Dataset rows about figures:

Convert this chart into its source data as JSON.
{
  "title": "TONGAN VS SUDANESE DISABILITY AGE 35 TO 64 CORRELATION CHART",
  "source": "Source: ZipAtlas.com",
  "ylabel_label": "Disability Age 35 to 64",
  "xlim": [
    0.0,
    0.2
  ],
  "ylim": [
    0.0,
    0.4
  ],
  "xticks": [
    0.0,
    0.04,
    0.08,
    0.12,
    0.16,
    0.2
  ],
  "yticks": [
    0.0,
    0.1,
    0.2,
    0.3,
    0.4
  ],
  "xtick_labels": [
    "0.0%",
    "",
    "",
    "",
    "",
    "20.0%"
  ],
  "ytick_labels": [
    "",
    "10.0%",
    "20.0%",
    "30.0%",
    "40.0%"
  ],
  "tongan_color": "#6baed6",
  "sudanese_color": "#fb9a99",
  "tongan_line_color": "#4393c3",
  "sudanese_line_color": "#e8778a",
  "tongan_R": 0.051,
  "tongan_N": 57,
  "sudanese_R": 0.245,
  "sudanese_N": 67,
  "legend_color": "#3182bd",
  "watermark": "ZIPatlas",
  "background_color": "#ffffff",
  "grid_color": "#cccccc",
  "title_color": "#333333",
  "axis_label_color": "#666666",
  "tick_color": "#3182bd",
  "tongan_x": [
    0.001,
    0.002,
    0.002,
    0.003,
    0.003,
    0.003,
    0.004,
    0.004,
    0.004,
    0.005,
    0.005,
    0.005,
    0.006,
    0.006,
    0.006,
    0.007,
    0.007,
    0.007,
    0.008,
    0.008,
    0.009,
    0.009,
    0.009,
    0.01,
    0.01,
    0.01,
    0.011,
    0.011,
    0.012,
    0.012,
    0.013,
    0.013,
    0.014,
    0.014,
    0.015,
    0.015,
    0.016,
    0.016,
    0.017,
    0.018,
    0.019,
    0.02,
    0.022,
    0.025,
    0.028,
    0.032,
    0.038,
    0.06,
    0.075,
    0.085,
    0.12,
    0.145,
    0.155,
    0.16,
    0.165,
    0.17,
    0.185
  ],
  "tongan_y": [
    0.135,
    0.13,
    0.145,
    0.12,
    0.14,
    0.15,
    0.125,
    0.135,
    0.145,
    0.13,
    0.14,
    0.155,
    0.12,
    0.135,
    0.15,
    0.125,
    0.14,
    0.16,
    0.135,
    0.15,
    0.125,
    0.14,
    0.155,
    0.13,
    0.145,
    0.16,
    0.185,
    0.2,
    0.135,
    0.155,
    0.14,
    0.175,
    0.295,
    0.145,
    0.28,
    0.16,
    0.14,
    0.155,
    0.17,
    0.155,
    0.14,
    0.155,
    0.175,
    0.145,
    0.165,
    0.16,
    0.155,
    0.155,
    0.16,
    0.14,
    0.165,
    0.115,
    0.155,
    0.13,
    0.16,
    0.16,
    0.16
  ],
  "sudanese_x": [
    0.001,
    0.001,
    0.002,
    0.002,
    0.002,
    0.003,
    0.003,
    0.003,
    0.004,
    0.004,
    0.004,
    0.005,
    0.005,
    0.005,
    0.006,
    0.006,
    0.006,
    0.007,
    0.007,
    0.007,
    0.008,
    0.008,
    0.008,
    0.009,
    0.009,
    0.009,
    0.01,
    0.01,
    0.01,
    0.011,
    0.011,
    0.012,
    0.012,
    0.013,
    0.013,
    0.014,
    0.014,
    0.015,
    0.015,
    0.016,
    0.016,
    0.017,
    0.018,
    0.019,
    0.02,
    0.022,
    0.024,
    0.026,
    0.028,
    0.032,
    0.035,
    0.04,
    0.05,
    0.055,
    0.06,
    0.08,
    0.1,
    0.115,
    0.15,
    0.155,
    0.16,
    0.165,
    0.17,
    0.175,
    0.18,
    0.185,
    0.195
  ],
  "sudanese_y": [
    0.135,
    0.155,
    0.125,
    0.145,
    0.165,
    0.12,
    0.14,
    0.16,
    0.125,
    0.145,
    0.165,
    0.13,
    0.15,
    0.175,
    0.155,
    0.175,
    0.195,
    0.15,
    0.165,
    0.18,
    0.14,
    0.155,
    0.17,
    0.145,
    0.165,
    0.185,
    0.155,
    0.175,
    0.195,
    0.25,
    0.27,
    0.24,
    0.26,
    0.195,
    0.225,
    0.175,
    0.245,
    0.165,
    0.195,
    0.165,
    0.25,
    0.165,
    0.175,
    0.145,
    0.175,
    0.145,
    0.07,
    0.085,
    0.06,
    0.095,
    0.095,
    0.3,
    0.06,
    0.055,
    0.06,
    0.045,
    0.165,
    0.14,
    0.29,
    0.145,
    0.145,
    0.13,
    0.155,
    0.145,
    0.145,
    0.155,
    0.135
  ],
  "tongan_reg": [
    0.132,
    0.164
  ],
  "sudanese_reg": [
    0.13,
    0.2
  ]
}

--

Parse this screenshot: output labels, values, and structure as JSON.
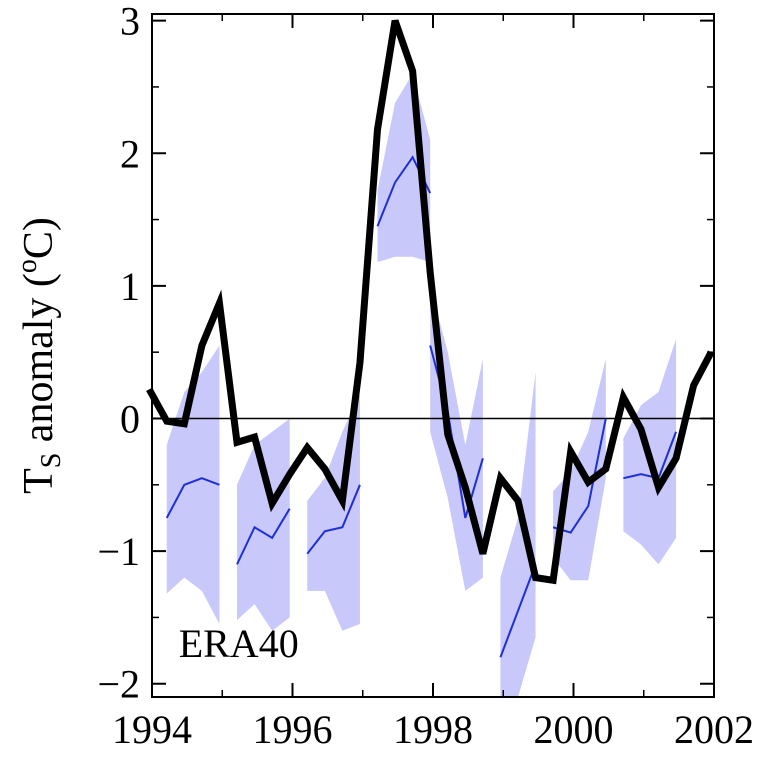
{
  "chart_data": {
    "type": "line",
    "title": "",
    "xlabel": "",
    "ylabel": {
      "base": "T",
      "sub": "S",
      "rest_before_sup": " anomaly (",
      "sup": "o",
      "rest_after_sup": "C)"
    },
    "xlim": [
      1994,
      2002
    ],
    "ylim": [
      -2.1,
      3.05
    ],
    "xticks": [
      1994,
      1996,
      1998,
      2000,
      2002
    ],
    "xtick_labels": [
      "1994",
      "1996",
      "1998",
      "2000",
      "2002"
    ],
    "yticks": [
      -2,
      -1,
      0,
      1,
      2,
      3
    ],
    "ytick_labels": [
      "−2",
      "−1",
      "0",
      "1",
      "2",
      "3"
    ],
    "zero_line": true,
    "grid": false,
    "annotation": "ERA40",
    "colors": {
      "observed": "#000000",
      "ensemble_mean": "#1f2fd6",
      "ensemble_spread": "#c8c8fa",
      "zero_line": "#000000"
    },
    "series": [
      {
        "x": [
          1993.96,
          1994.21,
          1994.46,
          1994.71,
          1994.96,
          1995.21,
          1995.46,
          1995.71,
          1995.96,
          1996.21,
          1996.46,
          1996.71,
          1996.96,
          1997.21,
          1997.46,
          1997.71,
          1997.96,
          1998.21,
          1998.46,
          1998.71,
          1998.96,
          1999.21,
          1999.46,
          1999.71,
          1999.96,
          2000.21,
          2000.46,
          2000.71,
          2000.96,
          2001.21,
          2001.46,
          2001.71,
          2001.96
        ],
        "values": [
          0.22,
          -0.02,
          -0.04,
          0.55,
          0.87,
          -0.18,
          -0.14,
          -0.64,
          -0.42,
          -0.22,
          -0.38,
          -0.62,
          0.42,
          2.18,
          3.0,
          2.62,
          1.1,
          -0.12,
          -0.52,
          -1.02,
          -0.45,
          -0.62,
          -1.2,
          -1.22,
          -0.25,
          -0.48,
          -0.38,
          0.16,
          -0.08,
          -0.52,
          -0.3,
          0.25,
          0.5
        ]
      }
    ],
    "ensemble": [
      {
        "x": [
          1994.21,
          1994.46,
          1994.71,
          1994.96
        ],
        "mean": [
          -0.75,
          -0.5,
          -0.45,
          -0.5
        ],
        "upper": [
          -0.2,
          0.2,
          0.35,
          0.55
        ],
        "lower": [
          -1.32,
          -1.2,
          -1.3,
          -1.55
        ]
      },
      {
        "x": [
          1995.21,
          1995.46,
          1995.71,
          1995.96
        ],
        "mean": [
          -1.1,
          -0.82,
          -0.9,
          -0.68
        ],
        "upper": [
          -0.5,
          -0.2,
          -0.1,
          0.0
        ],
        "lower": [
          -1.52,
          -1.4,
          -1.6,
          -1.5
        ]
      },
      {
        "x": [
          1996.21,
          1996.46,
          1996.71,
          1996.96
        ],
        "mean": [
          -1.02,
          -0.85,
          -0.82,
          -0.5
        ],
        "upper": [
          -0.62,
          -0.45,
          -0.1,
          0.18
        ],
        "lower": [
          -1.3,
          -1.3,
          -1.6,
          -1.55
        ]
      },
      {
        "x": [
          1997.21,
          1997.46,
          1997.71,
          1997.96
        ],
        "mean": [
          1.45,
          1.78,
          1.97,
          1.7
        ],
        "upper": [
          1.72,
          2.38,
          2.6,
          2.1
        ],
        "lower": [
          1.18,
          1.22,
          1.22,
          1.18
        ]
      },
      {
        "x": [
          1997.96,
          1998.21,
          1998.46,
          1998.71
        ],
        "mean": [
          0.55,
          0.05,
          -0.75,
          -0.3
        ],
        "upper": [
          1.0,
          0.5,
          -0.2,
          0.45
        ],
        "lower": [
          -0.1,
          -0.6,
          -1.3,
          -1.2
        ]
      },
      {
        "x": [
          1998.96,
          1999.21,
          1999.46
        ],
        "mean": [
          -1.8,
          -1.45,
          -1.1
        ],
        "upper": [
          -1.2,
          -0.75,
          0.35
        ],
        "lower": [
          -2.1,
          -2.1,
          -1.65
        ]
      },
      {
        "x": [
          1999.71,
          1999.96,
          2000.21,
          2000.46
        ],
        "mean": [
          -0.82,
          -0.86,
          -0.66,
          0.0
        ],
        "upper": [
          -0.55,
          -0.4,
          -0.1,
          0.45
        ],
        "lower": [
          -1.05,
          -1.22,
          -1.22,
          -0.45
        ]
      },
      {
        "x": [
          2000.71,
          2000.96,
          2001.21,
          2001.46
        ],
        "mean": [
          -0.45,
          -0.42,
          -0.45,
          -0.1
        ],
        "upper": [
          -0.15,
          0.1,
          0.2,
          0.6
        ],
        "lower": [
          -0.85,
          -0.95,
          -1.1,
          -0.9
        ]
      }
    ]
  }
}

### SHORT EXERCISE
Filter the records, keeping only lines that contain "source", and show those lines.

### RESULT
Convert this chart into its source data as JSON.
  "source": "Source: ZipAtlas.com",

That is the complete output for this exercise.